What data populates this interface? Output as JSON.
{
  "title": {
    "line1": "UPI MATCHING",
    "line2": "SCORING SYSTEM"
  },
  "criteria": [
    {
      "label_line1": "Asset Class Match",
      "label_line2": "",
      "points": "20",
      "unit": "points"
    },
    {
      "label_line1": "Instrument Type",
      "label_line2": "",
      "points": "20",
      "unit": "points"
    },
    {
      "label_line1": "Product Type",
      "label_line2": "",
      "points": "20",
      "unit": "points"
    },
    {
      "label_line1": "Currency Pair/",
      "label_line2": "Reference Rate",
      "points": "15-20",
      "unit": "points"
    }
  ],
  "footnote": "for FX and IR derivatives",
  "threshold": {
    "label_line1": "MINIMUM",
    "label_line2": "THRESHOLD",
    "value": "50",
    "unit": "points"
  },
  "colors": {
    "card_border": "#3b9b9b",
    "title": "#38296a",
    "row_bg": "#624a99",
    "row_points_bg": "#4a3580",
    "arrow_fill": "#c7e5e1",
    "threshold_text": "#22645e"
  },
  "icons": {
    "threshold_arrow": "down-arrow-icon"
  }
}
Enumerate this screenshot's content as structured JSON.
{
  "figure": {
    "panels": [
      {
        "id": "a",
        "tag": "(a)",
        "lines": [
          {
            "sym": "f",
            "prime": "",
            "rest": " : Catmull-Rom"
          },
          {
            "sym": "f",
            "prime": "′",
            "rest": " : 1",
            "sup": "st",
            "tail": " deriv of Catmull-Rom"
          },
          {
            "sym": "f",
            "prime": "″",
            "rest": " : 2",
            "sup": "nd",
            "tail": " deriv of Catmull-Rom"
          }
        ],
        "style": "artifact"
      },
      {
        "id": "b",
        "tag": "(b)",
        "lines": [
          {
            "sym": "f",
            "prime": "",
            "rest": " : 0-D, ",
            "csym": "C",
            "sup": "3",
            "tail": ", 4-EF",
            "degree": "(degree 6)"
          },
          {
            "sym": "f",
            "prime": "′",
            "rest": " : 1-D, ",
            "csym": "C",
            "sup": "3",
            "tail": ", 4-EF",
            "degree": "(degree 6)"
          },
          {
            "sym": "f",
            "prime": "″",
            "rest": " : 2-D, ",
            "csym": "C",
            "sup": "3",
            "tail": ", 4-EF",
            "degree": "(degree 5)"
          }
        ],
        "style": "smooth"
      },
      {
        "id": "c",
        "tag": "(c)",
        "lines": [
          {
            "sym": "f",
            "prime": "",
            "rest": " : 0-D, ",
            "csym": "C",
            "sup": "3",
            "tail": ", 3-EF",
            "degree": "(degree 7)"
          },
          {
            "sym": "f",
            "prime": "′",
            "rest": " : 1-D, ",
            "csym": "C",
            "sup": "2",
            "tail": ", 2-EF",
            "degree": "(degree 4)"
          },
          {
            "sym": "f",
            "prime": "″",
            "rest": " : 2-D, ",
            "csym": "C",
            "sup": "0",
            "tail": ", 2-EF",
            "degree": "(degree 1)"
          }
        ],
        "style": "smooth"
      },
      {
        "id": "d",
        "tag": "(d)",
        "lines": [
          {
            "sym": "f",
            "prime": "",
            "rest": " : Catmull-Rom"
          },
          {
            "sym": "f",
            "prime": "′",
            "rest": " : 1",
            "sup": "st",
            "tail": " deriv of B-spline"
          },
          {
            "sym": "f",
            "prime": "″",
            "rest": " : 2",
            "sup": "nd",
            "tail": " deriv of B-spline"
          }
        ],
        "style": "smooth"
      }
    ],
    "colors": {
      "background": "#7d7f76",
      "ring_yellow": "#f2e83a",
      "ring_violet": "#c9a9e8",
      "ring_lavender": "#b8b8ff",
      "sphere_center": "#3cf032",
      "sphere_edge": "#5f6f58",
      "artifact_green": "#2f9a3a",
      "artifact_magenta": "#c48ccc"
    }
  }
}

**Short exercise:**
Copy out the data shown above without altering anything.

**Written solution:**
What data populates this interface? Output as JSON.
{
  "title": {
    "line1": "UPI MATCHING",
    "line2": "SCORING SYSTEM"
  },
  "criteria": [
    {
      "label_line1": "Asset Class Match",
      "label_line2": "",
      "points": "20",
      "unit": "points"
    },
    {
      "label_line1": "Instrument Type",
      "label_line2": "",
      "points": "20",
      "unit": "points"
    },
    {
      "label_line1": "Product Type",
      "label_line2": "",
      "points": "20",
      "unit": "points"
    },
    {
      "label_line1": "Currency Pair/",
      "label_line2": "Reference Rate",
      "points": "15-20",
      "unit": "points"
    }
  ],
  "footnote": "for FX and IR derivatives",
  "threshold": {
    "label_line1": "MINIMUM",
    "label_line2": "THRESHOLD",
    "value": "50",
    "unit": "points"
  },
  "colors": {
    "card_border": "#3b9b9b",
    "title": "#38296a",
    "row_bg": "#624a99",
    "row_points_bg": "#4a3580",
    "arrow_fill": "#c7e5e1",
    "threshold_text": "#22645e"
  },
  "icons": {
    "threshold_arrow": "down-arrow-icon"
  }
}
Enumerate this screenshot's content as structured JSON.
{
  "figure": {
    "panels": [
      {
        "id": "a",
        "tag": "(a)",
        "lines": [
          {
            "sym": "f",
            "prime": "",
            "rest": " : Catmull-Rom"
          },
          {
            "sym": "f",
            "prime": "′",
            "rest": " : 1",
            "sup": "st",
            "tail": " deriv of Catmull-Rom"
          },
          {
            "sym": "f",
            "prime": "″",
            "rest": " : 2",
            "sup": "nd",
            "tail": " deriv of Catmull-Rom"
          }
        ],
        "style": "artifact"
      },
      {
        "id": "b",
        "tag": "(b)",
        "lines": [
          {
            "sym": "f",
            "prime": "",
            "rest": " : 0-D, ",
            "csym": "C",
            "sup": "3",
            "tail": ", 4-EF",
            "degree": "(degree 6)"
          },
          {
            "sym": "f",
            "prime": "′",
            "rest": " : 1-D, ",
            "csym": "C",
            "sup": "3",
            "tail": ", 4-EF",
            "degree": "(degree 6)"
          },
          {
            "sym": "f",
            "prime": "″",
            "rest": " : 2-D, ",
            "csym": "C",
            "sup": "3",
            "tail": ", 4-EF",
            "degree": "(degree 5)"
          }
        ],
        "style": "smooth"
      },
      {
        "id": "c",
        "tag": "(c)",
        "lines": [
          {
            "sym": "f",
            "prime": "",
            "rest": " : 0-D, ",
            "csym": "C",
            "sup": "3",
            "tail": ", 3-EF",
            "degree": "(degree 7)"
          },
          {
            "sym": "f",
            "prime": "′",
            "rest": " : 1-D, ",
            "csym": "C",
            "sup": "2",
            "tail": ", 2-EF",
            "degree": "(degree 4)"
          },
          {
            "sym": "f",
            "prime": "″",
            "rest": " : 2-D, ",
            "csym": "C",
            "sup": "0",
            "tail": ", 2-EF",
            "degree": "(degree 1)"
          }
        ],
        "style": "smooth"
      },
      {
        "id": "d",
        "tag": "(d)",
        "lines": [
          {
            "sym": "f",
            "prime": "",
            "rest": " : Catmull-Rom"
          },
          {
            "sym": "f",
            "prime": "′",
            "rest": " : 1",
            "sup": "st",
            "tail": " deriv of B-spline"
          },
          {
            "sym": "f",
            "prime": "″",
            "rest": " : 2",
            "sup": "nd",
            "tail": " deriv of B-spline"
          }
        ],
        "style": "smooth"
      }
    ],
    "colors": {
      "background": "#7d7f76",
      "ring_yellow": "#f2e83a",
      "ring_violet": "#c9a9e8",
      "ring_lavender": "#b8b8ff",
      "sphere_center": "#3cf032",
      "sphere_edge": "#5f6f58",
      "artifact_green": "#2f9a3a",
      "artifact_magenta": "#c48ccc"
    }
  }
}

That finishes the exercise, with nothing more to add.